I am somewhat out of sorts today. I had odd dreams all night (did you know Ellen and Portia are coming to my hometown for their honeymoon, and that Ellen is wearing a light pink chiffon dress in their wedding?) and the phone startled me awake, and I was up until two in the morning finishing a book. Oh, you might be thinking, two in the morning. That’s obviously your problem. Really, though, it’s the book that’s causing me to stop typing every few minutes and stare with a furrowed brow at the two Rose of Sharon trees in my yard until I realize I am staring and continue typing.
I just re-read The Time Traveler’s Wife because a friend (hey buddy!) was reading it for the first time and I thought it would be cool to discuss it in real time, sort of like a mini book club. And also, because it’s an amazing feat of genius, and if you have read it you know why I am out of sorts. And if you haven’t you will either go buy it, or you will be the first to tell me in the comments and I will send you this copy. Anyway. I re-read this book, and it is brilliant, and brilliant novels often lead me to conduct marathon finishes because I just can’t stop. I don’t want to stop. When the rising action of a story is crafted just right it has that effect on me, and putting the book down would mean breaking this frantic uphill climb, this frenzied momentum. I have to keep reading.
Reading in this fast and furious fashion leaves me mentally and emotionally spent, not to mention phsyically exhausted, since most of my read-a-thons now occur after Minerva’s Very Late Bedtime. But it’s the emptying out and filling up of my brain that wipes me. I just want to sit and stare, to be with the characters a little longer and absorb the things they did, the things that happened to them. This is one of the reasons I like re-reading books: if I loved the characters, and I miss them when the last page is turned, it’s so easy to visit them again, because they are inside there living their lives and all I have to do is turn to page one and it’s like a little reunion. I don’t re-read many books, mind you, only a select few, and this was only my second round with The Time Traveler’s Wife. It probably won’t be my last.

RECORDED DATA:
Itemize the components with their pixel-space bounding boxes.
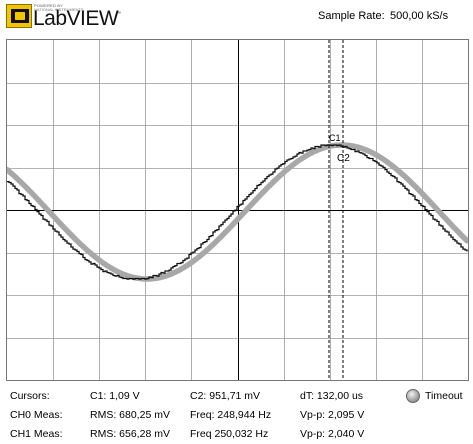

PROBLEMS AND TASKS:
#1 Reproduce the stretch from "Reading in this" through "be my last." in the blog post about re-reading The Time Traveler's Wife.
#2 Continue the blog post about re-reading The Time Traveler's Wife, starting after its last sentence.

ANSWERS FOR THE TASKS:
#1
Reading in this fast and furious fashion leaves me mentally and emotionally spent, not to mention phsyically exhausted, since most of my read-a-thons now occur after Minerva’s Very Late Bedtime. But it’s the emptying out and filling up of my brain that wipes me. I just want to sit and stare, to be with the characters a little longer and absorb the things they did, the things that happened to them. This is one of the reasons I like re-reading books: if I loved the characters, and I miss them when the last page is turned, it’s so easy to visit them again, because they are inside there living their lives and all I have to do is turn to page one and it’s like a little reunion. I don’t re-read many books, mind you, only a select few, and this was only my second round with The Time Traveler’s Wife. It probably won’t be my last.

#2
Like I said, any good work of literary genius leaves me wistfully staring into space the morning after. It’s almost like I am still IN the book, and there are no other books in the universe but the one I just read, and to attempt to use my brain for any other task (like writing or, God forbid, starting another book!) would be a mere waste of my mental energy. But this book is different. The effect is deeper, more profound, and yet here I sit at the keyboard trying to explain it to you, which probably won’t happen, because every time I stop to ponder a word or work out a phrase my mind immediately fills with vignettes and characters and scenes from The Time Traveler’s Wife. It has left me (again, only more so) awed and dumbfounded, overwhelmingly bereft and more than a little confused. I also feel a great sense of amazement and possibility. And now I’m starting to feel a little vague, because what I really want to do is talk about what actually happens in this book, but I can’t–I wouldn’t dare give away any of the details you will want to savor at two in the morning when you read it yourself.
What have you read recently (or ever, I’m not picky) that affected you profoundly?
| BCBlogger | Someone. .
Posted Tue, 07/08/2008 - 17:26
mentioned this book to me a while back and it kind of fell off my To Do list. Thanks for re-igniting the interest. I'll be getting it this weekend to read on my "weekend away."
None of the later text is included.